--- Prompt ---
Transcribe everything in the records exactly. Skip the images.
======== Data for this exercise ========
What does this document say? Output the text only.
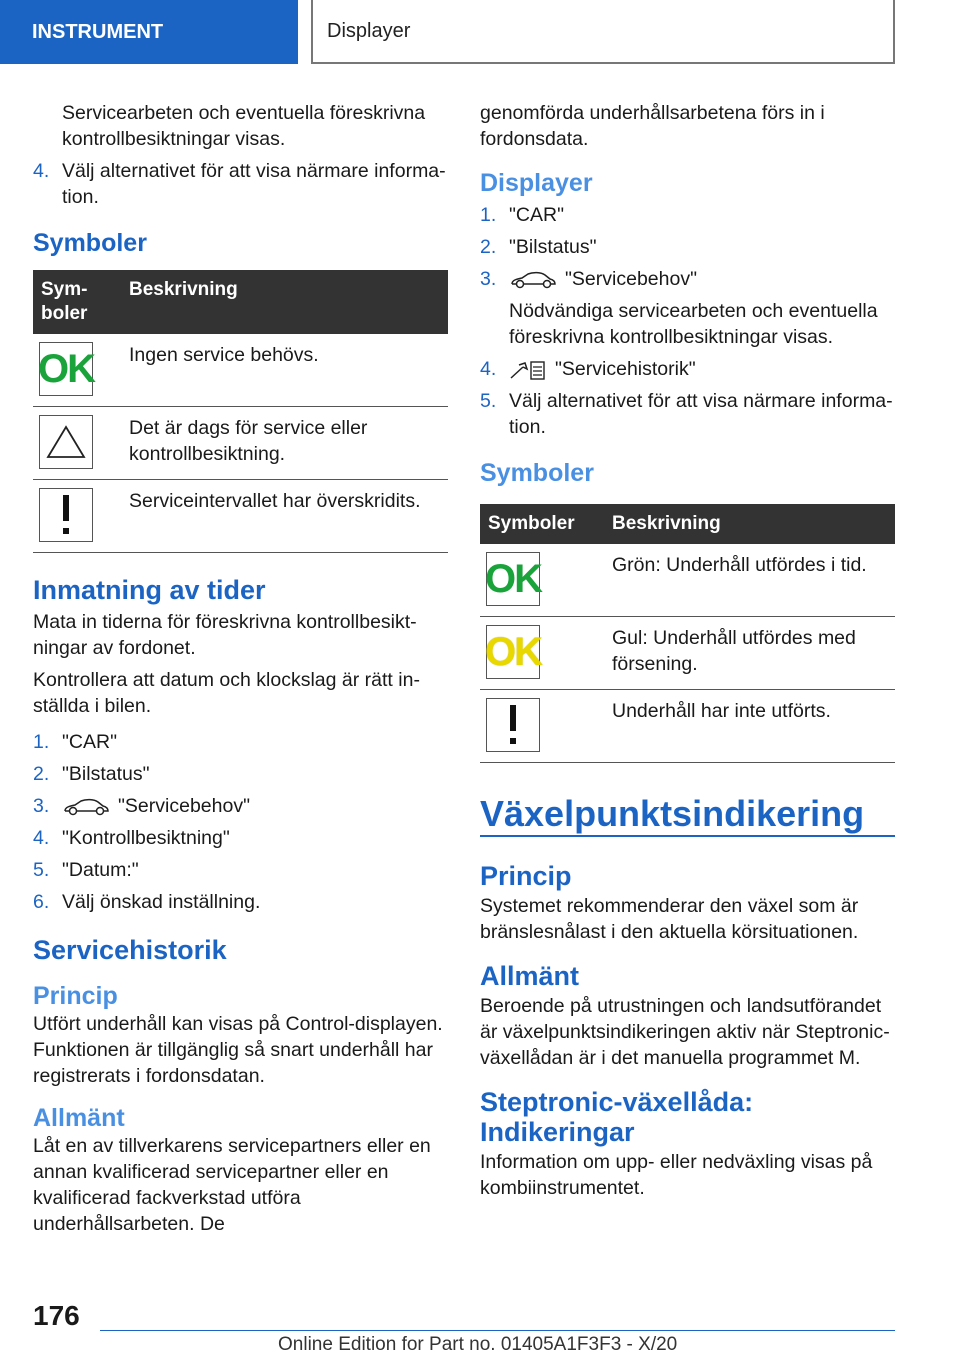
INSTRUMENT	Displayer

Servicearbeten och eventuella föreskrivna kontrollbesiktningar visas.

4. Välj alternativet för att visa närmare information.
Symboler
Symboler	Beskrivning

OK	Ingen service behövs.

	Det är dags för service eller kontrollbesiktning.

	Serviceintervallet har överskridits.
Inmatning av tider

Mata in tiderna för föreskrivna kontrollbesiktningar av fordonet.

Kontrollera att datum och klockslag är rätt inställda i bilen.

1. "CAR"
2. "Bilstatus"
3.	"Servicebehov"
4. "Kontrollbesiktning"
5. "Datum:"
6. Välj önskad inställning.
Servicehistorik
Princip

Utfört underhåll kan visas på Control-displayen. Funktionen är tillgänglig så snart underhåll har registrerats i fordonsdatan.

Allmänt

Låt en av tillverkarens servicepartners eller en annan kvalificerad servicepartner eller en kvalificerad fackverkstad utföra underhållsarbeten. De

genomförda underhållsarbetena förs in i fordonsdata.

Displayer
1. "CAR"
2. "Bilstatus"
3.	"Servicebehov"

Nödvändiga servicearbeten och eventuella föreskrivna kontrollbesiktningar visas.

4.	"Servicehistorik"
5. Välj alternativet för att visa närmare information.
Symboler
Symboler	Beskrivning

OK	Grön: Underhåll utfördes i tid.

OK	Gul: Underhåll utfördes med försening.

	Underhåll har inte utförts.
Växelpunktsindikering
Princip

Systemet rekommenderar den växel som är bränslesnålast i den aktuella körsituationen.

Allmänt

Beroende på utrustningen och landsutförandet är växelpunktsindikeringen aktiv när Steptronic-växellådan är i det manuella programmet M.

Steptronic-växellåda: Indikeringar

Information om upp- eller nedväxling visas på kombiinstrumentet.

176
Online Edition for Part no. 01405A1F3F3 - X/20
========
--- Written answer ---
What does this document say? Output the text only.
INSTRUMENT	Displayer

Servicearbeten och eventuella föreskrivna kontrollbesiktningar visas.

4. Välj alternativet för att visa närmare information.
Symboler
Symboler	Beskrivning

OK	Ingen service behövs.

	Det är dags för service eller kontrollbesiktning.

	Serviceintervallet har överskridits.
Inmatning av tider

Mata in tiderna för föreskrivna kontrollbesiktningar av fordonet.

Kontrollera att datum och klockslag är rätt inställda i bilen.

1. "CAR"
2. "Bilstatus"
3.	"Servicebehov"
4. "Kontrollbesiktning"
5. "Datum:"
6. Välj önskad inställning.
Servicehistorik
Princip

Utfört underhåll kan visas på Control-displayen. Funktionen är tillgänglig så snart underhåll har registrerats i fordonsdatan.

Allmänt

Låt en av tillverkarens servicepartners eller en annan kvalificerad servicepartner eller en kvalificerad fackverkstad utföra underhållsarbeten. De

genomförda underhållsarbetena förs in i fordonsdata.

Displayer
1. "CAR"
2. "Bilstatus"
3.	"Servicebehov"

Nödvändiga servicearbeten och eventuella föreskrivna kontrollbesiktningar visas.

4.	"Servicehistorik"
5. Välj alternativet för att visa närmare information.
Symboler
Symboler	Beskrivning

OK	Grön: Underhåll utfördes i tid.

OK	Gul: Underhåll utfördes med försening.

	Underhåll har inte utförts.
Växelpunktsindikering
Princip

Systemet rekommenderar den växel som är bränslesnålast i den aktuella körsituationen.

Allmänt

Beroende på utrustningen och landsutförandet är växelpunktsindikeringen aktiv när Steptronic-växellådan är i det manuella programmet M.

Steptronic-växellåda: Indikeringar

Information om upp- eller nedväxling visas på kombiinstrumentet.

176
Online Edition for Part no. 01405A1F3F3 - X/20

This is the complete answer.